• SOURCE RECORDS
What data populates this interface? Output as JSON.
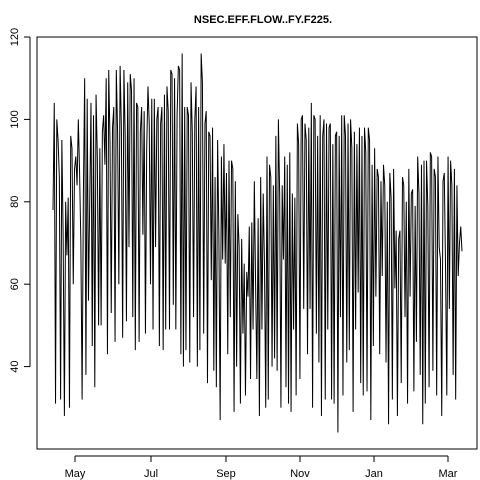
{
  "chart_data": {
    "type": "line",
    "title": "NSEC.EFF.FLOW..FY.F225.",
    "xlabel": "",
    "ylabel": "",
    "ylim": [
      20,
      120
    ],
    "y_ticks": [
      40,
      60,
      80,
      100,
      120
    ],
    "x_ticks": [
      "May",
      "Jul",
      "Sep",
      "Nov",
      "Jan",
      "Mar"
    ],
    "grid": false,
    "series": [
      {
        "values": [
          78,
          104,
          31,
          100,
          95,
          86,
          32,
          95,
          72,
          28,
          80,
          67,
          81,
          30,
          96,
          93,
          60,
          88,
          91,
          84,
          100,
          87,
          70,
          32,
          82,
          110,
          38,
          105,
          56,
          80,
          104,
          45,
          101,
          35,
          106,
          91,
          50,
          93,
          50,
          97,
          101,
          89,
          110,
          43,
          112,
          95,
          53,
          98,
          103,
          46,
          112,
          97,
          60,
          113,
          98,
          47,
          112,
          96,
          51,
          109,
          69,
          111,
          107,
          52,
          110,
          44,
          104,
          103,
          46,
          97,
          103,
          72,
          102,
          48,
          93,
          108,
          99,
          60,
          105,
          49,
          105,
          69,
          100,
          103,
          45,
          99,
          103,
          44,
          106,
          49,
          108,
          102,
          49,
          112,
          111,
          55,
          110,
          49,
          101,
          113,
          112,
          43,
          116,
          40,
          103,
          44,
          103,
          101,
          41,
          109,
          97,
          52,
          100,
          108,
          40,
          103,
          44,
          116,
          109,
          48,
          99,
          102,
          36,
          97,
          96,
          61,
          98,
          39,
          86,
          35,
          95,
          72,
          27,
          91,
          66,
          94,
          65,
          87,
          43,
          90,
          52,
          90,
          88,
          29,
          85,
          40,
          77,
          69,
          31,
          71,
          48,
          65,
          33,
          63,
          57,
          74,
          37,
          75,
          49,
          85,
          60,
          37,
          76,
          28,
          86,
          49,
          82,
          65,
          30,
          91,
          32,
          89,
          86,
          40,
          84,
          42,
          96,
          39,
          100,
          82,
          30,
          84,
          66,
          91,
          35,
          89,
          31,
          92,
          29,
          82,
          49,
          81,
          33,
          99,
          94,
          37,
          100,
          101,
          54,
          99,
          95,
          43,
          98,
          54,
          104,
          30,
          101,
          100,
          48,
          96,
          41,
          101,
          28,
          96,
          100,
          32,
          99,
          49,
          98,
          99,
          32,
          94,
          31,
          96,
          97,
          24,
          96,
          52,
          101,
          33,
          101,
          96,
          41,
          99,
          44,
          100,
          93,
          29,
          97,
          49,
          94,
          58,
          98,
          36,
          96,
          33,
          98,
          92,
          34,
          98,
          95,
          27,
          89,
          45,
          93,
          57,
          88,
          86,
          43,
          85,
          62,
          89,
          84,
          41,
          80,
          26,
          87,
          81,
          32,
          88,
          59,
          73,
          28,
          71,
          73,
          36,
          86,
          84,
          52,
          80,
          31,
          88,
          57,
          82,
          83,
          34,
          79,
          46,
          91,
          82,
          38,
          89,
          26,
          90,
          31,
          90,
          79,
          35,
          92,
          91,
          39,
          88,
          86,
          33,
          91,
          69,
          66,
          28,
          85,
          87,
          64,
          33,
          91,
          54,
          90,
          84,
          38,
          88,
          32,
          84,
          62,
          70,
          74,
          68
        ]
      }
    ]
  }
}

* * *

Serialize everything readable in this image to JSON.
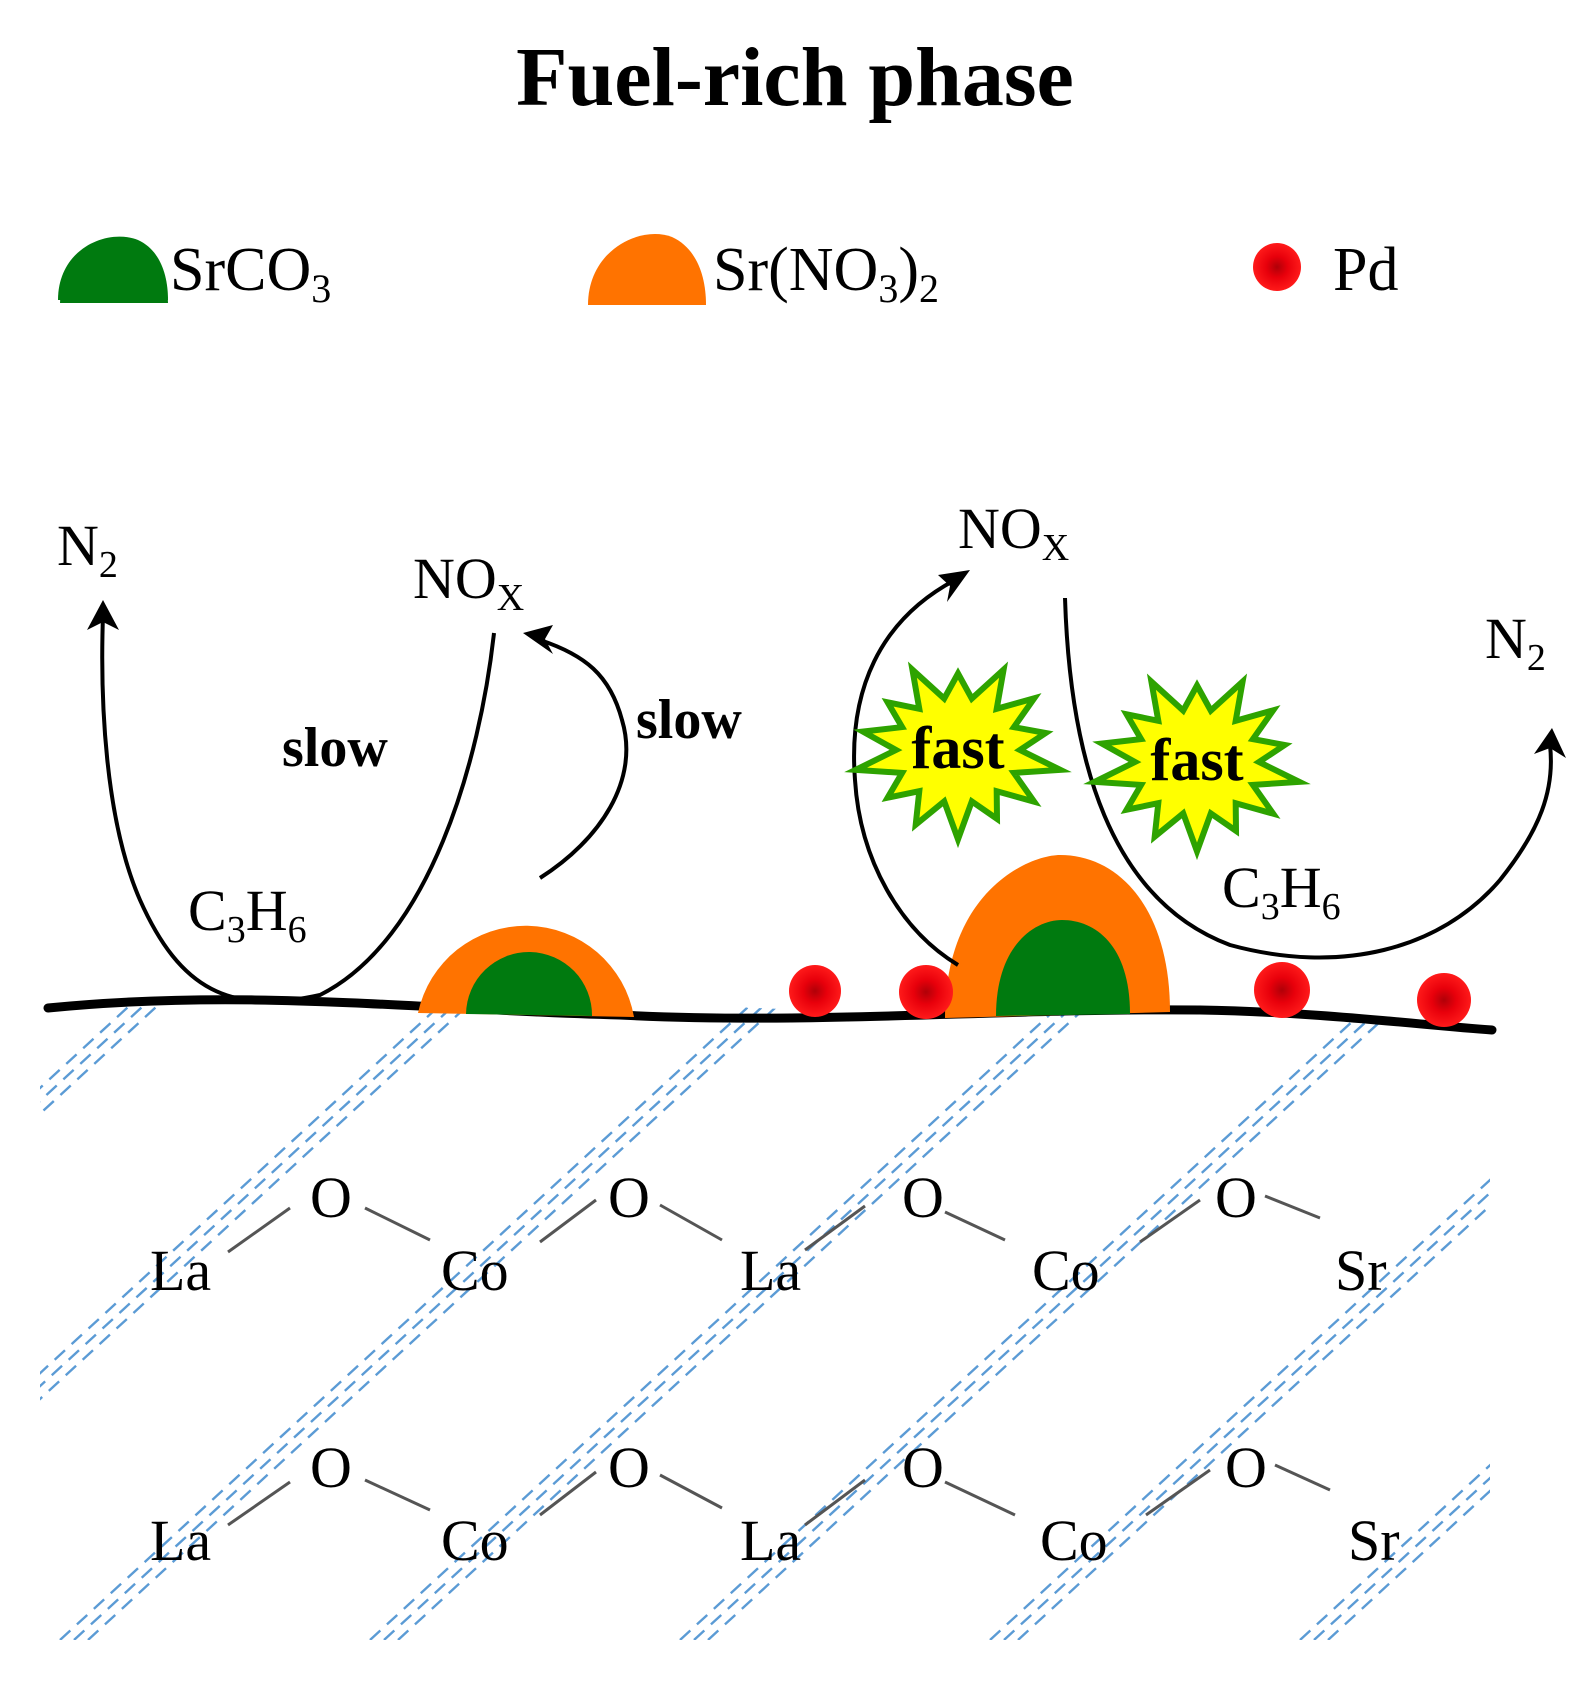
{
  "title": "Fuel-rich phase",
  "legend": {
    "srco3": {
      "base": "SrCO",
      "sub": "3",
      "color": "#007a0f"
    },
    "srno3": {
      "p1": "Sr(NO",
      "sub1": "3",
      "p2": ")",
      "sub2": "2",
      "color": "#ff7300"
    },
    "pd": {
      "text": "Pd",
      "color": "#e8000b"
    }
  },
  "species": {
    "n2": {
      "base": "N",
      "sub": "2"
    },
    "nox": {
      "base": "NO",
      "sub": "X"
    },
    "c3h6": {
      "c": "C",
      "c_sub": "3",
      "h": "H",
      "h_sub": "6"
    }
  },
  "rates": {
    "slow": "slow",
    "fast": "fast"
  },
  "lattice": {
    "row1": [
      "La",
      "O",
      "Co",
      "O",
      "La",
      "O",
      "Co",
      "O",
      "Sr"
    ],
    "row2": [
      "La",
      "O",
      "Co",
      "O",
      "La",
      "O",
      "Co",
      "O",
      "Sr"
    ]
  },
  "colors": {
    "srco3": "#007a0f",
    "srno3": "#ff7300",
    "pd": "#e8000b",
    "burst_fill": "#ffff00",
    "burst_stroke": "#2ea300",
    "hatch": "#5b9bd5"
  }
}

• THE PROBLEM
Gather up every line in the data above that contains the word "JSON", copying each one.

• ANSWER TO THIS PROBLEM
What data populates this interface? Output as JSON.
Serialize everything readable in this image to JSON.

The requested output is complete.